[begin RECORD EXTRACTS]

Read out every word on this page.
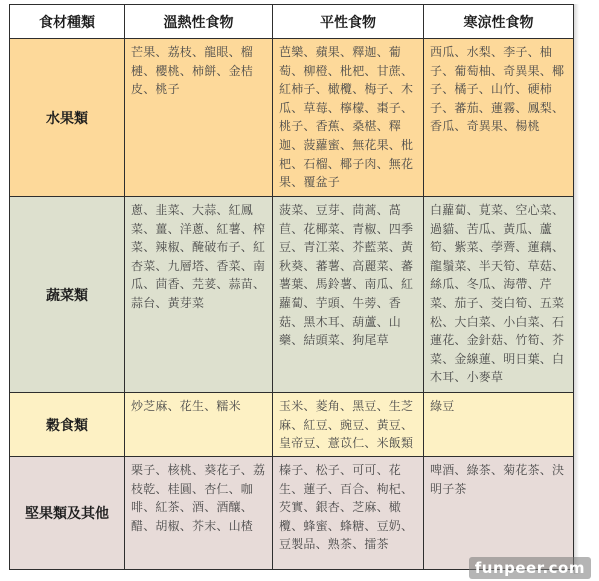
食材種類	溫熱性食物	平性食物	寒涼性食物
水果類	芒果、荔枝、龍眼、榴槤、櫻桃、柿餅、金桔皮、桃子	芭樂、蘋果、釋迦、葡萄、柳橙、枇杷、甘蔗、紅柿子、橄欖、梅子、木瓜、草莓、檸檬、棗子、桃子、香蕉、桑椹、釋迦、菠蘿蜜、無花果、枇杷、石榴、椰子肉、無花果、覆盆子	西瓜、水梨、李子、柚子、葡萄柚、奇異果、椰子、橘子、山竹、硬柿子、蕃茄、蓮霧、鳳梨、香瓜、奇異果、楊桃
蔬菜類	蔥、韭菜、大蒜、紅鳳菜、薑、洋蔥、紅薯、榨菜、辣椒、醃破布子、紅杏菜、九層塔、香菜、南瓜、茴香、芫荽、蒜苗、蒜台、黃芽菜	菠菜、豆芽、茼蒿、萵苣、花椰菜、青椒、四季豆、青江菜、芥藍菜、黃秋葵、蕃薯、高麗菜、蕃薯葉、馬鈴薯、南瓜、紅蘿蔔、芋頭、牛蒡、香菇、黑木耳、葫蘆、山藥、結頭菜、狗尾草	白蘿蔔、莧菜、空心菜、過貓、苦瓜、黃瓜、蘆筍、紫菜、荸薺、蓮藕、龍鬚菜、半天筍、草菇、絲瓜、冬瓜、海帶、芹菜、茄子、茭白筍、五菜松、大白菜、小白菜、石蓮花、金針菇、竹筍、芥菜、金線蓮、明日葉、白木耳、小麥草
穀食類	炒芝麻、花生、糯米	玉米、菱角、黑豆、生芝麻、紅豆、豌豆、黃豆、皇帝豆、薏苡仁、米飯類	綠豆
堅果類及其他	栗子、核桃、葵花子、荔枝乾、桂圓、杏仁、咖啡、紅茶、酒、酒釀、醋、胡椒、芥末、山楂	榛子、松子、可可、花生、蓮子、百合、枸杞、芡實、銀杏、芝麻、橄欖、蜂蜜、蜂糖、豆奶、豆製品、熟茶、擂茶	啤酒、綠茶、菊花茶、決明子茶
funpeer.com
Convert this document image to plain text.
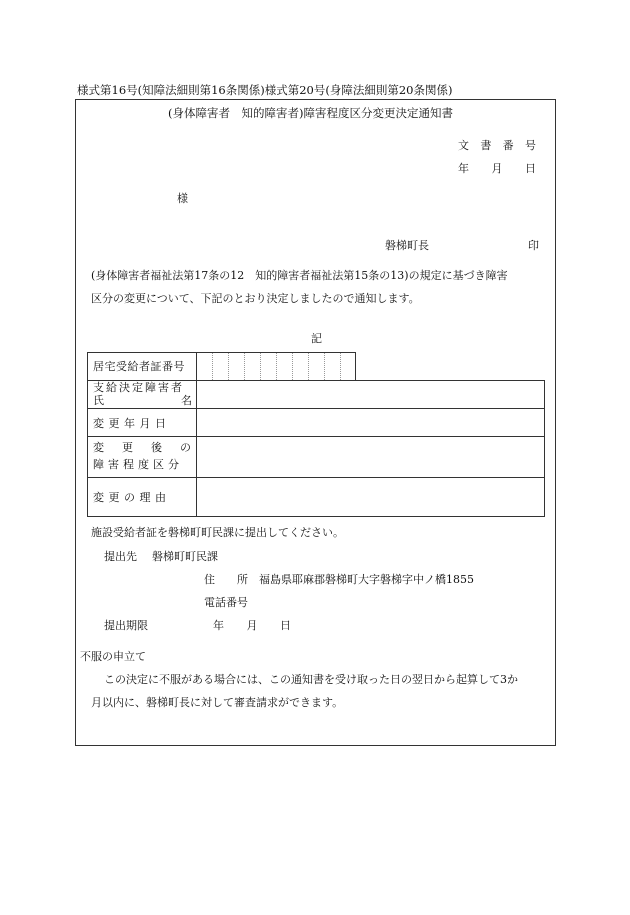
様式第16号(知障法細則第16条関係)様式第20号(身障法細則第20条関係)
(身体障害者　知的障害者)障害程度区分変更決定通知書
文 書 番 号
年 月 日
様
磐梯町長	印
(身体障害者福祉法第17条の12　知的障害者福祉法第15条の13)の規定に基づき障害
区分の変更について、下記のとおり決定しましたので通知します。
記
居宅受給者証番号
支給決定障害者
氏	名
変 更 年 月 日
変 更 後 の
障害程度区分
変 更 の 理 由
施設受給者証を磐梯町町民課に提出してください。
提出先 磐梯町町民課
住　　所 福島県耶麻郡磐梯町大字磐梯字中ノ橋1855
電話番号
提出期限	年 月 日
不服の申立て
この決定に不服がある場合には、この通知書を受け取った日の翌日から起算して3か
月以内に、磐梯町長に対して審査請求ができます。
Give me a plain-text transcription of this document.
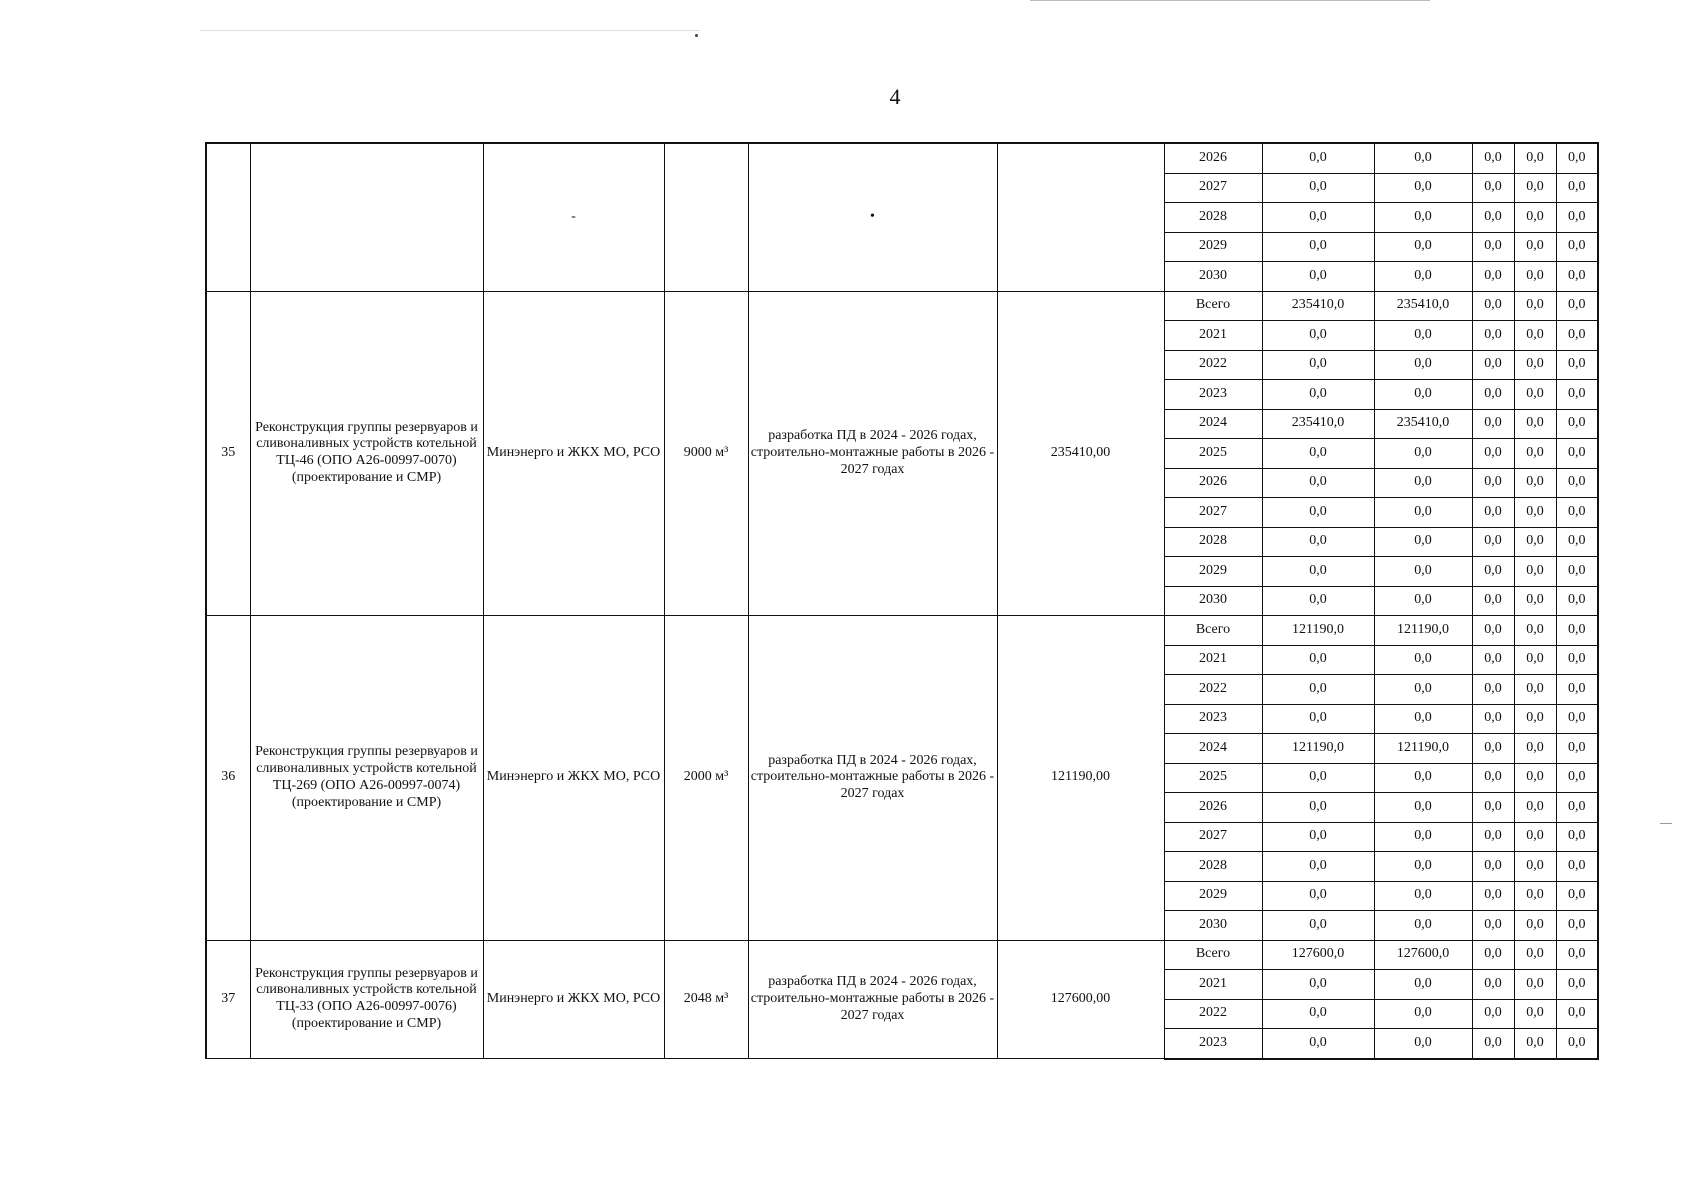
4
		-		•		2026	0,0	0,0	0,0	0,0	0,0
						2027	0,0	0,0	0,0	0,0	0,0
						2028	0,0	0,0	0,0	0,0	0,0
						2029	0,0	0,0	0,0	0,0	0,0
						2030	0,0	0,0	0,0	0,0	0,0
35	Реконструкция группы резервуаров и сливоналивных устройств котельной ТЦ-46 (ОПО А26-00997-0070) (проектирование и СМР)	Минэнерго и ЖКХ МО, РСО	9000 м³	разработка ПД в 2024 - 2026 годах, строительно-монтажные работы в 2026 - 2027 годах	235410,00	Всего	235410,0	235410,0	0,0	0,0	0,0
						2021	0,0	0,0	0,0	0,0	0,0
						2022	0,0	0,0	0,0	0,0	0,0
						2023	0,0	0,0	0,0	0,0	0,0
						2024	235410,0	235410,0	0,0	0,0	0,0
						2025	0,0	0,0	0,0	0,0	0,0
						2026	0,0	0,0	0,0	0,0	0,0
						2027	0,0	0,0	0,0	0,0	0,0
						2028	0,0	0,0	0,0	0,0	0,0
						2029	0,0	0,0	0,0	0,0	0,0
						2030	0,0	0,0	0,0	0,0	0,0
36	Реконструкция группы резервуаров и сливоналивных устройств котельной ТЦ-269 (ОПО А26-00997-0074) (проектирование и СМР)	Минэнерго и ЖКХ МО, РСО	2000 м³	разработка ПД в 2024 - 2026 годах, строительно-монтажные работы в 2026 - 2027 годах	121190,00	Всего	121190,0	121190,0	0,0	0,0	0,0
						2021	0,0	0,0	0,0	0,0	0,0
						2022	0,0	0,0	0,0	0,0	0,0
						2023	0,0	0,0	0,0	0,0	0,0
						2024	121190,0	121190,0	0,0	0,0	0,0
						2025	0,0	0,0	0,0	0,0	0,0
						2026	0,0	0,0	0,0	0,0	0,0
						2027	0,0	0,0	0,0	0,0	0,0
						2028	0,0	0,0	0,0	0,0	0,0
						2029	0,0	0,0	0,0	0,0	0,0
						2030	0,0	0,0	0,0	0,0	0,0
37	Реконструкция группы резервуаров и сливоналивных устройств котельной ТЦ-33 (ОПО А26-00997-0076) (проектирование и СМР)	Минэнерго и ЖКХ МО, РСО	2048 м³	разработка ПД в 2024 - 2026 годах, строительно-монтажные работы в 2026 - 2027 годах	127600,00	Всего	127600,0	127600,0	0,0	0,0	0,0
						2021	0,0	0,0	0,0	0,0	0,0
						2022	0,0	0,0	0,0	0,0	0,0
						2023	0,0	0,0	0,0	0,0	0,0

[end RECORD EXTRACTS]
[begin RECORD EXTRACTS]

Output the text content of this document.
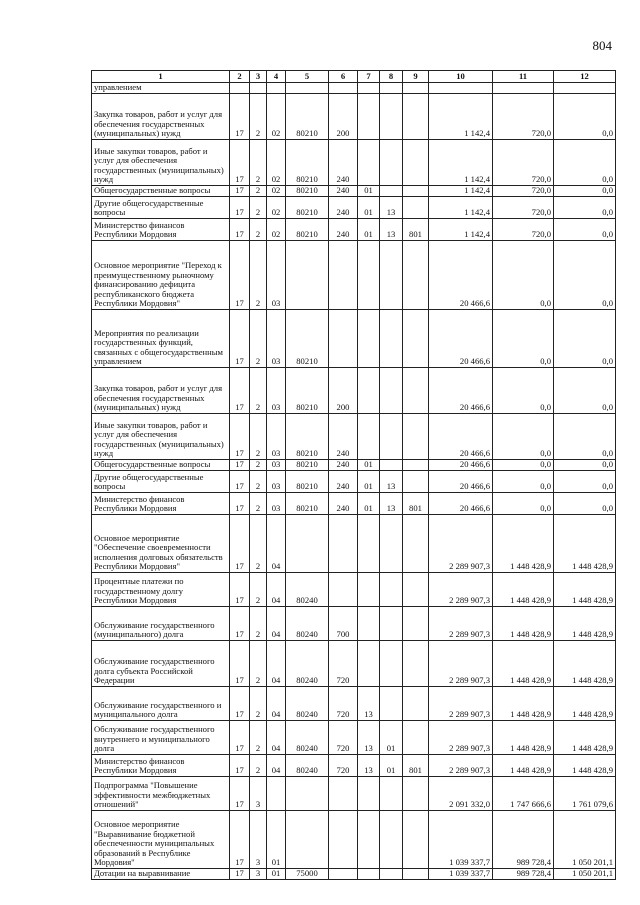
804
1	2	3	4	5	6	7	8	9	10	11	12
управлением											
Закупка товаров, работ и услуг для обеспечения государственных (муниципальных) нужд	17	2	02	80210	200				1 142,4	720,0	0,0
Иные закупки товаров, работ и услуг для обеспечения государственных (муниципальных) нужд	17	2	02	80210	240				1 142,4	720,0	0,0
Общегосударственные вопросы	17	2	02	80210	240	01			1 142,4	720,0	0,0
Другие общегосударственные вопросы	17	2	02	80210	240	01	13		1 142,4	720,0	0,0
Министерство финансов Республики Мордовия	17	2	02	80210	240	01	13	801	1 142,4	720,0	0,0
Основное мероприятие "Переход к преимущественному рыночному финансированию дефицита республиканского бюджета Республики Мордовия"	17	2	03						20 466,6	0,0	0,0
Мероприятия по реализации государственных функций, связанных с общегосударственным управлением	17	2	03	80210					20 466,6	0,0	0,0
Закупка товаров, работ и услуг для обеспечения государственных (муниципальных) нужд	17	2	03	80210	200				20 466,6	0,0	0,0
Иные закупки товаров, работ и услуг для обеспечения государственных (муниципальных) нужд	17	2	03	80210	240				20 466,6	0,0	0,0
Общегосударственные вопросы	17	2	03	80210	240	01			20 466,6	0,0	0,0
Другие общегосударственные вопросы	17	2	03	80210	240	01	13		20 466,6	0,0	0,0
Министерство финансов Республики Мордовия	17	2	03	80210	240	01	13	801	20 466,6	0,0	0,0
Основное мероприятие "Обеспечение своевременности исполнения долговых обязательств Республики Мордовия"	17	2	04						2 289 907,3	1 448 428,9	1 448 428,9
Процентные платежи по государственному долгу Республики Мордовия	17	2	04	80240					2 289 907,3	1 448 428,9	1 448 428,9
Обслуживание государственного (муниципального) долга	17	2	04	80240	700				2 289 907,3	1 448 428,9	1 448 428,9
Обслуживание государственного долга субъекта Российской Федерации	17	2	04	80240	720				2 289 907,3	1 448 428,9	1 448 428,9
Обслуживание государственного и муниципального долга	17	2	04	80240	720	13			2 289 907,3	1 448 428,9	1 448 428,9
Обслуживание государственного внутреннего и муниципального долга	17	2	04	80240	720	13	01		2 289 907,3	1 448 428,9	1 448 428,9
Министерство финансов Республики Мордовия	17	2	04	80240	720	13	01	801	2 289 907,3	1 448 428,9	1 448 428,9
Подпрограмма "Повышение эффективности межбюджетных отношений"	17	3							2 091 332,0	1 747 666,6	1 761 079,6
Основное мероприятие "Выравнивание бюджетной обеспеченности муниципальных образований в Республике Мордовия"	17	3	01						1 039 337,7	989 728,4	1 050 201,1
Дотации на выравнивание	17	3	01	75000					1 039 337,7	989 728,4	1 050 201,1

[end RECORD EXTRACTS]

WHAT TO PRODUCE: Select every line of the records holding the string "услуг".

RESULT FOR THIS TASK:
Закупка товаров, работ и услуг для обеспечения государственных (муниципальных) нужд	17	2	02	80210	200				1 142,4	720,0	0,0
Иные закупки товаров, работ и услуг для обеспечения государственных (муниципальных) нужд	17	2	02	80210	240				1 142,4	720,0	0,0
Закупка товаров, работ и услуг для обеспечения государственных (муниципальных) нужд	17	2	03	80210	200				20 466,6	0,0	0,0
Иные закупки товаров, работ и услуг для обеспечения государственных (муниципальных) нужд	17	2	03	80210	240				20 466,6	0,0	0,0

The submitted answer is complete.